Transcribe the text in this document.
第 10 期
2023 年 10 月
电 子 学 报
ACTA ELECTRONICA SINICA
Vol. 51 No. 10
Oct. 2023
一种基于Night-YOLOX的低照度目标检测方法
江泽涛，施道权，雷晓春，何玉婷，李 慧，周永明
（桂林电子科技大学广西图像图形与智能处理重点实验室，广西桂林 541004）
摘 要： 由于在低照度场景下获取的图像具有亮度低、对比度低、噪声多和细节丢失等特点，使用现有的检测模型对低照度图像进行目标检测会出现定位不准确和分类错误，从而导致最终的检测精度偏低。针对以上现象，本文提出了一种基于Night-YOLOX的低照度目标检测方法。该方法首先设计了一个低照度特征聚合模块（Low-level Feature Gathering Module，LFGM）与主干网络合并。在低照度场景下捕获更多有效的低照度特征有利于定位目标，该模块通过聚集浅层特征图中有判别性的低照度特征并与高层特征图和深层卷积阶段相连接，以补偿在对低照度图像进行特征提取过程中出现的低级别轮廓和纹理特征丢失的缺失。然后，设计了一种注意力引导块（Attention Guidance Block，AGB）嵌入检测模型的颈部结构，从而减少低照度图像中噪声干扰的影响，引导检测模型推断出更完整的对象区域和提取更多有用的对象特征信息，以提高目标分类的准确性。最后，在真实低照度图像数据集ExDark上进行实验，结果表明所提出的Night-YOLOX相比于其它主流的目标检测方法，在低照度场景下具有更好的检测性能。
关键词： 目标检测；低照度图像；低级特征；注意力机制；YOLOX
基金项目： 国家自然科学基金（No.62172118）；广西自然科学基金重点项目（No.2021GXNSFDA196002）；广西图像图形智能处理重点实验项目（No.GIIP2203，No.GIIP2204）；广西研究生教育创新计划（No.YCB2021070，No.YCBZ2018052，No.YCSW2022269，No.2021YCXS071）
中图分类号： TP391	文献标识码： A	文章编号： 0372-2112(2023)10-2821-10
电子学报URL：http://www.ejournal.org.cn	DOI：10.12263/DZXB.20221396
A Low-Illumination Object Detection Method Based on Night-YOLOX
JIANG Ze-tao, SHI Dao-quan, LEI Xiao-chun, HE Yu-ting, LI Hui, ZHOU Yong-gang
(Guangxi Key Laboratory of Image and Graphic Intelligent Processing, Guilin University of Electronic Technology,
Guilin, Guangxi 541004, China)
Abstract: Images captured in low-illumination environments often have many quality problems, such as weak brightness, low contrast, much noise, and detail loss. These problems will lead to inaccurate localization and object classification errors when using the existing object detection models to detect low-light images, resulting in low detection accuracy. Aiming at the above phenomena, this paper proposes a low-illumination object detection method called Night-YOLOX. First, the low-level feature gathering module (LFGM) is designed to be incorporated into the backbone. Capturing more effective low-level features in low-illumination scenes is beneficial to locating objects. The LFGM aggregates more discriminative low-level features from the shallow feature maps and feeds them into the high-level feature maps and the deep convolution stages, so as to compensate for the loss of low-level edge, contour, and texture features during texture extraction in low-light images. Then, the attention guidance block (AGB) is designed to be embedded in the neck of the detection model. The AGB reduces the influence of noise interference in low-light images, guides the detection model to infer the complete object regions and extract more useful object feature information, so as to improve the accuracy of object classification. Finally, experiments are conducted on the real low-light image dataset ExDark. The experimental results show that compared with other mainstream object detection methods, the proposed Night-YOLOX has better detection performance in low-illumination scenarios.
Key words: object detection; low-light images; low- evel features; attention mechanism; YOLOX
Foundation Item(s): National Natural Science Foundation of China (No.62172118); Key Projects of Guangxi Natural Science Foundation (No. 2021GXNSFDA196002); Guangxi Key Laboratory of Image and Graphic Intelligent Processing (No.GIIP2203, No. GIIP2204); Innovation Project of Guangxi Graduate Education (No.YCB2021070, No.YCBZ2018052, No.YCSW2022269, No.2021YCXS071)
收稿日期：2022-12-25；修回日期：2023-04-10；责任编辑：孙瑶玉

TASK TO COMPLETE: Repeat the data above exactly.

PROBLEM SOLUTION:
Transcribe the text in this document.
第 10 期
2023 年 10 月
电 子 学 报
ACTA ELECTRONICA SINICA
Vol. 51 No. 10
Oct. 2023
一种基于Night-YOLOX的低照度目标检测方法
江泽涛，施道权，雷晓春，何玉婷，李 慧，周永明
（桂林电子科技大学广西图像图形与智能处理重点实验室，广西桂林 541004）
摘 要： 由于在低照度场景下获取的图像具有亮度低、对比度低、噪声多和细节丢失等特点，使用现有的检测模型对低照度图像进行目标检测会出现定位不准确和分类错误，从而导致最终的检测精度偏低。针对以上现象，本文提出了一种基于Night-YOLOX的低照度目标检测方法。该方法首先设计了一个低照度特征聚合模块（Low-level Feature Gathering Module，LFGM）与主干网络合并。在低照度场景下捕获更多有效的低照度特征有利于定位目标，该模块通过聚集浅层特征图中有判别性的低照度特征并与高层特征图和深层卷积阶段相连接，以补偿在对低照度图像进行特征提取过程中出现的低级别轮廓和纹理特征丢失的缺失。然后，设计了一种注意力引导块（Attention Guidance Block，AGB）嵌入检测模型的颈部结构，从而减少低照度图像中噪声干扰的影响，引导检测模型推断出更完整的对象区域和提取更多有用的对象特征信息，以提高目标分类的准确性。最后，在真实低照度图像数据集ExDark上进行实验，结果表明所提出的Night-YOLOX相比于其它主流的目标检测方法，在低照度场景下具有更好的检测性能。
关键词： 目标检测；低照度图像；低级特征；注意力机制；YOLOX
基金项目： 国家自然科学基金（No.62172118）；广西自然科学基金重点项目（No.2021GXNSFDA196002）；广西图像图形智能处理重点实验项目（No.GIIP2203，No.GIIP2204）；广西研究生教育创新计划（No.YCB2021070，No.YCBZ2018052，No.YCSW2022269，No.2021YCXS071）
中图分类号： TP391	文献标识码： A	文章编号： 0372-2112(2023)10-2821-10
电子学报URL：http://www.ejournal.org.cn	DOI：10.12263/DZXB.20221396
A Low-Illumination Object Detection Method Based on Night-YOLOX
JIANG Ze-tao, SHI Dao-quan, LEI Xiao-chun, HE Yu-ting, LI Hui, ZHOU Yong-gang
(Guangxi Key Laboratory of Image and Graphic Intelligent Processing, Guilin University of Electronic Technology,
Guilin, Guangxi 541004, China)
Abstract: Images captured in low-illumination environments often have many quality problems, such as weak brightness, low contrast, much noise, and detail loss. These problems will lead to inaccurate localization and object classification errors when using the existing object detection models to detect low-light images, resulting in low detection accuracy. Aiming at the above phenomena, this paper proposes a low-illumination object detection method called Night-YOLOX. First, the low-level feature gathering module (LFGM) is designed to be incorporated into the backbone. Capturing more effective low-level features in low-illumination scenes is beneficial to locating objects. The LFGM aggregates more discriminative low-level features from the shallow feature maps and feeds them into the high-level feature maps and the deep convolution stages, so as to compensate for the loss of low-level edge, contour, and texture features during texture extraction in low-light images. Then, the attention guidance block (AGB) is designed to be embedded in the neck of the detection model. The AGB reduces the influence of noise interference in low-light images, guides the detection model to infer the complete object regions and extract more useful object feature information, so as to improve the accuracy of object classification. Finally, experiments are conducted on the real low-light image dataset ExDark. The experimental results show that compared with other mainstream object detection methods, the proposed Night-YOLOX has better detection performance in low-illumination scenarios.
Key words: object detection; low-light images; low- evel features; attention mechanism; YOLOX
Foundation Item(s): National Natural Science Foundation of China (No.62172118); Key Projects of Guangxi Natural Science Foundation (No. 2021GXNSFDA196002); Guangxi Key Laboratory of Image and Graphic Intelligent Processing (No.GIIP2203, No. GIIP2204); Innovation Project of Guangxi Graduate Education (No.YCB2021070, No.YCBZ2018052, No.YCSW2022269, No.2021YCXS071)
收稿日期：2022-12-25；修回日期：2023-04-10；责任编辑：孙瑶玉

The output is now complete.